Determine how many lines hold "qarshi" and give only that number.
>> begin INPUT DATA
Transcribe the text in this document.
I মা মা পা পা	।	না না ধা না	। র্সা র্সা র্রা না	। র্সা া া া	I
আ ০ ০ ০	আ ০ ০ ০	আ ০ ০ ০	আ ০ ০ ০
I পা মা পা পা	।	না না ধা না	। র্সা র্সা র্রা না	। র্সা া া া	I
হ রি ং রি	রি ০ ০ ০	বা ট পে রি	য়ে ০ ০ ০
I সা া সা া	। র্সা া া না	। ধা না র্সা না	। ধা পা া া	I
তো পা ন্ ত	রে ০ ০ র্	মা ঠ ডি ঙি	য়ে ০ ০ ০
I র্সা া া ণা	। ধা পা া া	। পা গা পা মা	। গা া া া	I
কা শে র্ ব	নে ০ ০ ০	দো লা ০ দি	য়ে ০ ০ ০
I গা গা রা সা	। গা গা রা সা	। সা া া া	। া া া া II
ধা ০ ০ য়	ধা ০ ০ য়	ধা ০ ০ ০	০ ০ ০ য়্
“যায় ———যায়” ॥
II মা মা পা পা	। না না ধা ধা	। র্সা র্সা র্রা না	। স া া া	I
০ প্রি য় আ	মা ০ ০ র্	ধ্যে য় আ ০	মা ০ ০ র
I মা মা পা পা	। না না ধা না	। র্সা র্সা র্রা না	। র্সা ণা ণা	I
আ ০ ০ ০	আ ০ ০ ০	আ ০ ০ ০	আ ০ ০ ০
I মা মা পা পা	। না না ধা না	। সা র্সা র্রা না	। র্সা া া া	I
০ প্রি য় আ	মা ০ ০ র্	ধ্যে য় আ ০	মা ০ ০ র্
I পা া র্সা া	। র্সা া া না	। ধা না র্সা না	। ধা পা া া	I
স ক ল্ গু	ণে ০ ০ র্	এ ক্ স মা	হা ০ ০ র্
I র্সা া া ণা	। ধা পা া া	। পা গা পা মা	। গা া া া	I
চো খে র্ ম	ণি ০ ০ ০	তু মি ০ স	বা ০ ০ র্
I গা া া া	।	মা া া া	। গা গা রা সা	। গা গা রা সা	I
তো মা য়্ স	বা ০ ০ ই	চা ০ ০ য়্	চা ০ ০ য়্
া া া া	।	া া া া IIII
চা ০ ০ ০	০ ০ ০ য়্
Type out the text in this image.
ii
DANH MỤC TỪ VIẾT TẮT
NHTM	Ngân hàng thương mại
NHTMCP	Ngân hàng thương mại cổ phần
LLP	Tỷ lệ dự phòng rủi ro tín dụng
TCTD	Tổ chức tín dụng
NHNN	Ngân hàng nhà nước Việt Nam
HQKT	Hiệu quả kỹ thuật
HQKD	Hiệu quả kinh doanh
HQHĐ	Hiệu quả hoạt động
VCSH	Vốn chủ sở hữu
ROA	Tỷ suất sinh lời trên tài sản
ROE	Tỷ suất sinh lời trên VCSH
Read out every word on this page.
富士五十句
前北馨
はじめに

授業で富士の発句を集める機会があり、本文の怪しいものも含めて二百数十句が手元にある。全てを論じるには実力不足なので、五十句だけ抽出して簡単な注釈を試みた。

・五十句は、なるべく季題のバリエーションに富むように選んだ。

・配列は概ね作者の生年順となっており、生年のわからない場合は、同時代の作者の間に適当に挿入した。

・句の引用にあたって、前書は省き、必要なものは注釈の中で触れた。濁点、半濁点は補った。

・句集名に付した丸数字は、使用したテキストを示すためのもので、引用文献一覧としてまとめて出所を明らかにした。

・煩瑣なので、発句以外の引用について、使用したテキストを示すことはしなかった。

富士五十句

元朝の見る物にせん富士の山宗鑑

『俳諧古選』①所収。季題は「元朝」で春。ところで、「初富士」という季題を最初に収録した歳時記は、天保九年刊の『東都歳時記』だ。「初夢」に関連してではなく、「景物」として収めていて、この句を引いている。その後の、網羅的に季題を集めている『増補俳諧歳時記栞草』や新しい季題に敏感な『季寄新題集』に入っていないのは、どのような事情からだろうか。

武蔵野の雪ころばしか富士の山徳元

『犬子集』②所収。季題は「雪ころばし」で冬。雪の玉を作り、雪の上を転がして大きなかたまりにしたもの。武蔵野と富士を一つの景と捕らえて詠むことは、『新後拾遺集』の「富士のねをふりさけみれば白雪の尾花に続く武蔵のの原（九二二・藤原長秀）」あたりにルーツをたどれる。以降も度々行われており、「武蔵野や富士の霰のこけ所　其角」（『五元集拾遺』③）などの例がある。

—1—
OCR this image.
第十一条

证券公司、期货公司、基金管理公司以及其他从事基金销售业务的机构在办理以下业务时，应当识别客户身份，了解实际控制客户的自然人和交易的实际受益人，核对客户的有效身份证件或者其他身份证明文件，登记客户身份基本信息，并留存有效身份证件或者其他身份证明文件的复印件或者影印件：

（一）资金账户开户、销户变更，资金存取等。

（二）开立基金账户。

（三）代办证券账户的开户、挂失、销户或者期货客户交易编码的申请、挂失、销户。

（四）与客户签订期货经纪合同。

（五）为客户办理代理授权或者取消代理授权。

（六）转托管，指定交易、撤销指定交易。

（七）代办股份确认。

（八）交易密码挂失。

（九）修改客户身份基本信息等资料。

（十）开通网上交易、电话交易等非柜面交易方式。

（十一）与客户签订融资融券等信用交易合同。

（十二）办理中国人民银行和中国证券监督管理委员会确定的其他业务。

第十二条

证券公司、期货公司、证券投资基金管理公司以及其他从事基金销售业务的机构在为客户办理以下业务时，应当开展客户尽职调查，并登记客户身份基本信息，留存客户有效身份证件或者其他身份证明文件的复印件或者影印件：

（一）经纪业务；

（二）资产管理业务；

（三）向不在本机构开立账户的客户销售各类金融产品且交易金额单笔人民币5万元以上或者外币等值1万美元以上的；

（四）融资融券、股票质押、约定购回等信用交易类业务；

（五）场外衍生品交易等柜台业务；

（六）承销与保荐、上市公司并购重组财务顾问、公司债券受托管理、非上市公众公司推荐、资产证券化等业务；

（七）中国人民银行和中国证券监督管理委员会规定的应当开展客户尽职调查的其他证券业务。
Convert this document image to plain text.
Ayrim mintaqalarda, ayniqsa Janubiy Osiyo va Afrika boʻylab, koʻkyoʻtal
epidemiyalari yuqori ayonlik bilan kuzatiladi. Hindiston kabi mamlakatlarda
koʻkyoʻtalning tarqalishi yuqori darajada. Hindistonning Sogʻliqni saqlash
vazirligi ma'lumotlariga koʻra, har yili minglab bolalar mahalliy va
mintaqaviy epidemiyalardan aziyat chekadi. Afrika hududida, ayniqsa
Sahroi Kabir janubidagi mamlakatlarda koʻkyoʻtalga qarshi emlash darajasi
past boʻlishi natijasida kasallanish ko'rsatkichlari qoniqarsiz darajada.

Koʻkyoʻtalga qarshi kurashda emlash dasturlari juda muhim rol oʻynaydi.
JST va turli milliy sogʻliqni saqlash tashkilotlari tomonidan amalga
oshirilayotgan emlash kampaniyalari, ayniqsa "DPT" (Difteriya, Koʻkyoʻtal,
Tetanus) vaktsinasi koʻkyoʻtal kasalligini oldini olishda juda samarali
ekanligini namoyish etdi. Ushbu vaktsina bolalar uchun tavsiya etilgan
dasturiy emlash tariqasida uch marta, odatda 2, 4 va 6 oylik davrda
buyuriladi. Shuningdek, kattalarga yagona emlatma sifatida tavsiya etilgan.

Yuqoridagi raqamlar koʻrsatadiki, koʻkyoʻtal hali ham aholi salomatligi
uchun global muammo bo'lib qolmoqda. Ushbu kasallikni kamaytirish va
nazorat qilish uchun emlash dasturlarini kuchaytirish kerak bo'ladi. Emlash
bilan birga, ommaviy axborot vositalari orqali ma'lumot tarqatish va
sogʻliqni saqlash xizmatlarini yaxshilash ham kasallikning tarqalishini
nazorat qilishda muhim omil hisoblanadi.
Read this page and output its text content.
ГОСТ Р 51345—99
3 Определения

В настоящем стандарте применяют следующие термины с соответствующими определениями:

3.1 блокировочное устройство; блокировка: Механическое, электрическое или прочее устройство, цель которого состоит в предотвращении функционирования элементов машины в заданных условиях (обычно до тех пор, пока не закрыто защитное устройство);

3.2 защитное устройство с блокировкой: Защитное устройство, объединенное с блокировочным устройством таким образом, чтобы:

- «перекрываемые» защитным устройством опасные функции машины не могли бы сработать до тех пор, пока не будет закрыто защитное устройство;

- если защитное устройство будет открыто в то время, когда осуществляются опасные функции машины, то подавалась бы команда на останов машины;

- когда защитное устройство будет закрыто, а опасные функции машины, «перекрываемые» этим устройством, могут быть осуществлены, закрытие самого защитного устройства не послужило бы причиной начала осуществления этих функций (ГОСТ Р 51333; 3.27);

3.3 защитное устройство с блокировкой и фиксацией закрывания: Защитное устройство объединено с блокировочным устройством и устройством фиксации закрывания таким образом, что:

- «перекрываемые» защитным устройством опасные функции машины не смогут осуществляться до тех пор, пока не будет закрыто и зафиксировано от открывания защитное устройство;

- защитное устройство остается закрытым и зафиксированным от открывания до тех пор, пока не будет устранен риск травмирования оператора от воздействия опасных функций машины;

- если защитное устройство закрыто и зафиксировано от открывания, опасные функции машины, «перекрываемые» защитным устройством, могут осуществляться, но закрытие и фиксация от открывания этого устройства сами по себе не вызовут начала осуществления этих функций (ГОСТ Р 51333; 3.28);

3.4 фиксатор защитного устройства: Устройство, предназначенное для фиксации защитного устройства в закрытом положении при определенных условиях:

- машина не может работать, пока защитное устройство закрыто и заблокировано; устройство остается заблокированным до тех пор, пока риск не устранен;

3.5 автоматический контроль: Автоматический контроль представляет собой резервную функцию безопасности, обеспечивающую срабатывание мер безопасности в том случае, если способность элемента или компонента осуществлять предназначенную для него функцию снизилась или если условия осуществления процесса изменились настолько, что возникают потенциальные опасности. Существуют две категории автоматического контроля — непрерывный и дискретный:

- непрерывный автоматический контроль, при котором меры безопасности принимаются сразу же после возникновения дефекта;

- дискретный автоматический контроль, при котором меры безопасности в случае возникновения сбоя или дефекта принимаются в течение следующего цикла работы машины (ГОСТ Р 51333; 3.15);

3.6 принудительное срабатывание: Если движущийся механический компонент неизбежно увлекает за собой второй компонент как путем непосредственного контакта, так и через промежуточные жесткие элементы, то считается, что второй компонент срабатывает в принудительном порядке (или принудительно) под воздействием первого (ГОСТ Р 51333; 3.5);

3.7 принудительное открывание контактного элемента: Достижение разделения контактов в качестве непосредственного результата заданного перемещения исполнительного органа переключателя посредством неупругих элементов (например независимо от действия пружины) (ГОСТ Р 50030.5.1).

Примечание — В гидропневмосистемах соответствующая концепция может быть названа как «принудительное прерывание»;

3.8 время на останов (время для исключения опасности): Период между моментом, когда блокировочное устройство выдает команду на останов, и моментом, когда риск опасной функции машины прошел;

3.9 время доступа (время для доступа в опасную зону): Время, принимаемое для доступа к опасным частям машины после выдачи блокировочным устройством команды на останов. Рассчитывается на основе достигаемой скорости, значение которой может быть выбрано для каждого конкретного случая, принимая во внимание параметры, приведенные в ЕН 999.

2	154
>> end INPUT DATA
- **WRITTEN RESPONSE**: 2